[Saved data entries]
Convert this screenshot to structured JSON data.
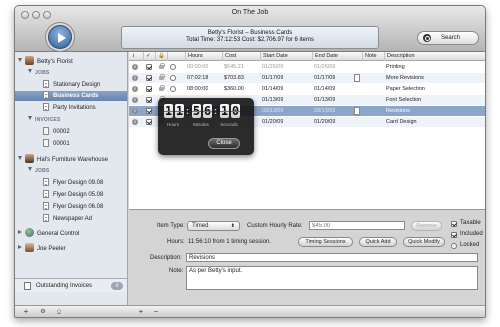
{
  "window": {
    "title": "On The Job"
  },
  "status": {
    "line1": "Betty's Florist – Business Cards",
    "line2": "Total Time: 37:12:53  Cost: $2,706.97 for 6 items"
  },
  "search": {
    "label": "Search"
  },
  "sidebar": {
    "client1": "Betty's Florist",
    "jobs_header": "JOBS",
    "client1_jobs": [
      "Stationary Design",
      "Business Cards",
      "Party Invitations"
    ],
    "invoices_header": "INVOICES",
    "invoices": [
      "00002",
      "00001"
    ],
    "client2": "Hal's Furniture Warehouse",
    "jobs_header2": "JOBS",
    "client2_jobs": [
      "Flyer Design 09.08",
      "Flyer Design 05.08",
      "Flyer Design 06.08",
      "Newspaper Ad"
    ],
    "client3": "General Control",
    "client4": "Joe Peeler",
    "outstanding": "Outstanding Invoices",
    "outstanding_count": "0"
  },
  "bottombar": {
    "add": "+",
    "menu": "⚙",
    "lock": "⎐",
    "add2": "+",
    "remove": "−"
  },
  "table": {
    "headers": [
      "Hours",
      "Cost",
      "Start Date",
      "End Date",
      "Note",
      "Description"
    ],
    "rows": [
      {
        "hours": "00:00:00",
        "cost": "$645.21",
        "start": "01/26/09",
        "end": "01/26/09",
        "desc": "Printing",
        "gray": true,
        "note": false
      },
      {
        "hours": "07:02:18",
        "cost": "$703.83",
        "start": "01/17/09",
        "end": "01/17/09",
        "desc": "More Revisions",
        "gray": false,
        "note": true
      },
      {
        "hours": "08:00:00",
        "cost": "$360.00",
        "start": "01/14/09",
        "end": "01/14/09",
        "desc": "Paper Selection",
        "gray": false,
        "note": false
      },
      {
        "hours": "",
        "cost": "",
        "start": "01/13/09",
        "end": "01/13/09",
        "desc": "Font Selection",
        "gray": false,
        "note": false
      },
      {
        "hours": "",
        "cost": "",
        "start": "03/13/09",
        "end": "03/13/09",
        "desc": "Revisions",
        "gray": true,
        "note": true
      },
      {
        "hours": "",
        "cost": "",
        "start": "01/20/09",
        "end": "01/20/09",
        "desc": "Card Design",
        "gray": false,
        "note": false
      }
    ]
  },
  "timer": {
    "digits": [
      "1",
      "1",
      "5",
      "6",
      "1",
      "0"
    ],
    "units": [
      "Hours",
      "Minutes",
      "Seconds"
    ],
    "close": "Close"
  },
  "editor": {
    "item_type_label": "Item Type:",
    "item_type_value": "Timed",
    "rate_label": "Custom Hourly Rate:",
    "rate_placeholder": "$45.00",
    "remove_label": "Remove",
    "hours_label": "Hours:",
    "hours_value": "11:56:10 from 1 timing session.",
    "timing_sessions": "Timing Sessions",
    "quick_add": "Quick Add",
    "quick_modify": "Quick Modify",
    "description_label": "Description:",
    "description_value": "Revisions",
    "note_label": "Note:",
    "note_value": "As per Betty's input.",
    "taxable": "Taxable",
    "included": "Included",
    "locked": "Locked"
  }
}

= WHAT IS BEING ASKED =
Without including the pictures, reproduce all entries exactly.

= FINAL RESULT =
Convert this screenshot to structured JSON data.
{
  "window": {
    "title": "On The Job"
  },
  "status": {
    "line1": "Betty's Florist – Business Cards",
    "line2": "Total Time: 37:12:53  Cost: $2,706.97 for 6 items"
  },
  "search": {
    "label": "Search"
  },
  "sidebar": {
    "client1": "Betty's Florist",
    "jobs_header": "JOBS",
    "client1_jobs": [
      "Stationary Design",
      "Business Cards",
      "Party Invitations"
    ],
    "invoices_header": "INVOICES",
    "invoices": [
      "00002",
      "00001"
    ],
    "client2": "Hal's Furniture Warehouse",
    "jobs_header2": "JOBS",
    "client2_jobs": [
      "Flyer Design 09.08",
      "Flyer Design 05.08",
      "Flyer Design 06.08",
      "Newspaper Ad"
    ],
    "client3": "General Control",
    "client4": "Joe Peeler",
    "outstanding": "Outstanding Invoices",
    "outstanding_count": "0"
  },
  "bottombar": {
    "add": "+",
    "menu": "⚙",
    "lock": "⎐",
    "add2": "+",
    "remove": "−"
  },
  "table": {
    "headers": [
      "Hours",
      "Cost",
      "Start Date",
      "End Date",
      "Note",
      "Description"
    ],
    "rows": [
      {
        "hours": "00:00:00",
        "cost": "$645.21",
        "start": "01/26/09",
        "end": "01/26/09",
        "desc": "Printing",
        "gray": true,
        "note": false
      },
      {
        "hours": "07:02:18",
        "cost": "$703.83",
        "start": "01/17/09",
        "end": "01/17/09",
        "desc": "More Revisions",
        "gray": false,
        "note": true
      },
      {
        "hours": "08:00:00",
        "cost": "$360.00",
        "start": "01/14/09",
        "end": "01/14/09",
        "desc": "Paper Selection",
        "gray": false,
        "note": false
      },
      {
        "hours": "",
        "cost": "",
        "start": "01/13/09",
        "end": "01/13/09",
        "desc": "Font Selection",
        "gray": false,
        "note": false
      },
      {
        "hours": "",
        "cost": "",
        "start": "03/13/09",
        "end": "03/13/09",
        "desc": "Revisions",
        "gray": true,
        "note": true
      },
      {
        "hours": "",
        "cost": "",
        "start": "01/20/09",
        "end": "01/20/09",
        "desc": "Card Design",
        "gray": false,
        "note": false
      }
    ]
  },
  "timer": {
    "digits": [
      "1",
      "1",
      "5",
      "6",
      "1",
      "0"
    ],
    "units": [
      "Hours",
      "Minutes",
      "Seconds"
    ],
    "close": "Close"
  },
  "editor": {
    "item_type_label": "Item Type:",
    "item_type_value": "Timed",
    "rate_label": "Custom Hourly Rate:",
    "rate_placeholder": "$45.00",
    "remove_label": "Remove",
    "hours_label": "Hours:",
    "hours_value": "11:56:10 from 1 timing session.",
    "timing_sessions": "Timing Sessions",
    "quick_add": "Quick Add",
    "quick_modify": "Quick Modify",
    "description_label": "Description:",
    "description_value": "Revisions",
    "note_label": "Note:",
    "note_value": "As per Betty's input.",
    "taxable": "Taxable",
    "included": "Included",
    "locked": "Locked"
  }
}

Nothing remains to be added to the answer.